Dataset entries
==================================================
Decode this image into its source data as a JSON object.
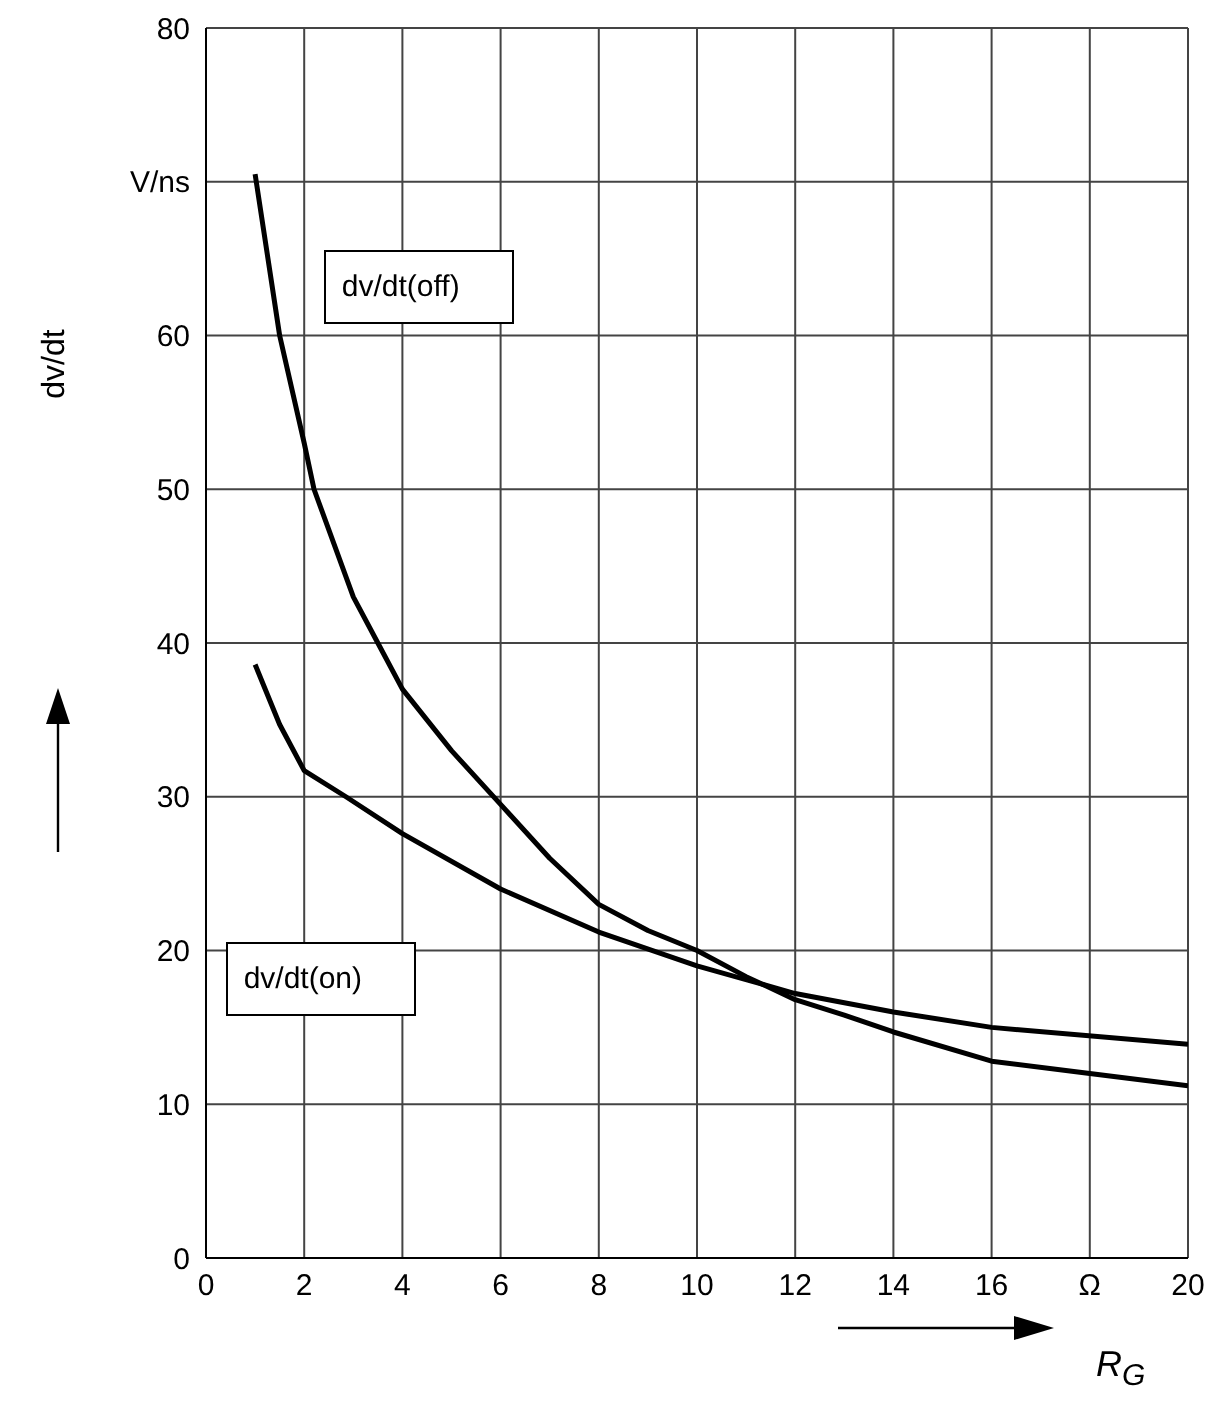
{
  "chart_data": {
    "type": "line",
    "xlabel": "R$_{G}$",
    "ylabel": "dv/dt",
    "xlim": [
      0,
      20
    ],
    "xticks": [
      0,
      2,
      4,
      6,
      8,
      10,
      12,
      14,
      16,
      {
        "value": 18,
        "label": "Ω"
      },
      20
    ],
    "ylim": [
      0,
      80
    ],
    "yticks": [
      0,
      10,
      20,
      30,
      40,
      50,
      60,
      {
        "value": 70,
        "label": "V/ns"
      },
      80
    ],
    "grid": true,
    "legend": false,
    "marker": "none",
    "line_style": "solid",
    "series": [
      {
        "name": "dv/dt(off)",
        "color": "#000000",
        "x": [
          1,
          1.5,
          2,
          2.2,
          3,
          3.5,
          4,
          5,
          6,
          7,
          8,
          9,
          10,
          11,
          12,
          13,
          14,
          16,
          18,
          20
        ],
        "values": [
          70.5,
          60,
          53,
          50,
          43,
          40,
          37,
          33,
          29.5,
          26,
          23,
          21.3,
          20,
          18.3,
          16.8,
          15.8,
          14.7,
          12.8,
          12,
          11.2
        ]
      },
      {
        "name": "dv/dt(on)",
        "color": "#000000",
        "x": [
          1,
          1.5,
          2,
          2.85,
          4,
          6,
          8,
          10,
          12,
          14,
          16,
          20
        ],
        "values": [
          38.6,
          34.7,
          31.7,
          30,
          27.6,
          24,
          21.2,
          19,
          17.2,
          16,
          15,
          13.9
        ]
      }
    ]
  }
}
==================================================
• Work to complete
Set the entries down again exactly. Do not include the images.

• Result of this task
Decode this image into its source data as a JSON object.
{
  "chart_data": {
    "type": "line",
    "xlabel": "R$_{G}$",
    "ylabel": "dv/dt",
    "xlim": [
      0,
      20
    ],
    "xticks": [
      0,
      2,
      4,
      6,
      8,
      10,
      12,
      14,
      16,
      {
        "value": 18,
        "label": "Ω"
      },
      20
    ],
    "ylim": [
      0,
      80
    ],
    "yticks": [
      0,
      10,
      20,
      30,
      40,
      50,
      60,
      {
        "value": 70,
        "label": "V/ns"
      },
      80
    ],
    "grid": true,
    "legend": false,
    "marker": "none",
    "line_style": "solid",
    "series": [
      {
        "name": "dv/dt(off)",
        "color": "#000000",
        "x": [
          1,
          1.5,
          2,
          2.2,
          3,
          3.5,
          4,
          5,
          6,
          7,
          8,
          9,
          10,
          11,
          12,
          13,
          14,
          16,
          18,
          20
        ],
        "values": [
          70.5,
          60,
          53,
          50,
          43,
          40,
          37,
          33,
          29.5,
          26,
          23,
          21.3,
          20,
          18.3,
          16.8,
          15.8,
          14.7,
          12.8,
          12,
          11.2
        ]
      },
      {
        "name": "dv/dt(on)",
        "color": "#000000",
        "x": [
          1,
          1.5,
          2,
          2.85,
          4,
          6,
          8,
          10,
          12,
          14,
          16,
          20
        ],
        "values": [
          38.6,
          34.7,
          31.7,
          30,
          27.6,
          24,
          21.2,
          19,
          17.2,
          16,
          15,
          13.9
        ]
      }
    ]
  }
}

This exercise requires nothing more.